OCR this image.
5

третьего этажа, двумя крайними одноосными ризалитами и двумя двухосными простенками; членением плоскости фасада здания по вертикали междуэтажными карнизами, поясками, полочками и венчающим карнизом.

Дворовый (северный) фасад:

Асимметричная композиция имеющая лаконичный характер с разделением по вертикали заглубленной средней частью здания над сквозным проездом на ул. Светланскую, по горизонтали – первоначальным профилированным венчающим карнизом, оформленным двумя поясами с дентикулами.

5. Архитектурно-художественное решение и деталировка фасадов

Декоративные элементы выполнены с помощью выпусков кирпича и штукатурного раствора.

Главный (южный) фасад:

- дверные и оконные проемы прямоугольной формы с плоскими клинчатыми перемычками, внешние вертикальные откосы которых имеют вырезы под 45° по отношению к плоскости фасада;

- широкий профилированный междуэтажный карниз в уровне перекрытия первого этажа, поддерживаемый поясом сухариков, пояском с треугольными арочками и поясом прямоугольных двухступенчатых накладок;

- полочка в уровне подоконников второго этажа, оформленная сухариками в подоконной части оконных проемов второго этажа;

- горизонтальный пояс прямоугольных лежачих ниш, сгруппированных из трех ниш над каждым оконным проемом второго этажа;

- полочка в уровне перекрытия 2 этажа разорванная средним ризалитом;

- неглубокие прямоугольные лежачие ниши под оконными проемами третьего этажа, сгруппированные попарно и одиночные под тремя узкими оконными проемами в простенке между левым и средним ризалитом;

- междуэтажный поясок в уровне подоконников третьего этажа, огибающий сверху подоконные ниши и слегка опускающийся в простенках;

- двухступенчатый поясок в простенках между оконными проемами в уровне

# Given exercise
Output each entry precisely as given.

# Output of the task
OCR this image.
5

третьего этажа, двумя крайними одноосными ризалитами и двумя двухосными простенками; членением плоскости фасада здания по вертикали междуэтажными карнизами, поясками, полочками и венчающим карнизом.

Дворовый (северный) фасад:

Асимметричная композиция имеющая лаконичный характер с разделением по вертикали заглубленной средней частью здания над сквозным проездом на ул. Светланскую, по горизонтали – первоначальным профилированным венчающим карнизом, оформленным двумя поясами с дентикулами.

5. Архитектурно-художественное решение и деталировка фасадов

Декоративные элементы выполнены с помощью выпусков кирпича и штукатурного раствора.

Главный (южный) фасад:

- дверные и оконные проемы прямоугольной формы с плоскими клинчатыми перемычками, внешние вертикальные откосы которых имеют вырезы под 45° по отношению к плоскости фасада;

- широкий профилированный междуэтажный карниз в уровне перекрытия первого этажа, поддерживаемый поясом сухариков, пояском с треугольными арочками и поясом прямоугольных двухступенчатых накладок;

- полочка в уровне подоконников второго этажа, оформленная сухариками в подоконной части оконных проемов второго этажа;

- горизонтальный пояс прямоугольных лежачих ниш, сгруппированных из трех ниш над каждым оконным проемом второго этажа;

- полочка в уровне перекрытия 2 этажа разорванная средним ризалитом;

- неглубокие прямоугольные лежачие ниши под оконными проемами третьего этажа, сгруппированные попарно и одиночные под тремя узкими оконными проемами в простенке между левым и средним ризалитом;

- междуэтажный поясок в уровне подоконников третьего этажа, огибающий сверху подоконные ниши и слегка опускающийся в простенках;

- двухступенчатый поясок в простенках между оконными проемами в уровне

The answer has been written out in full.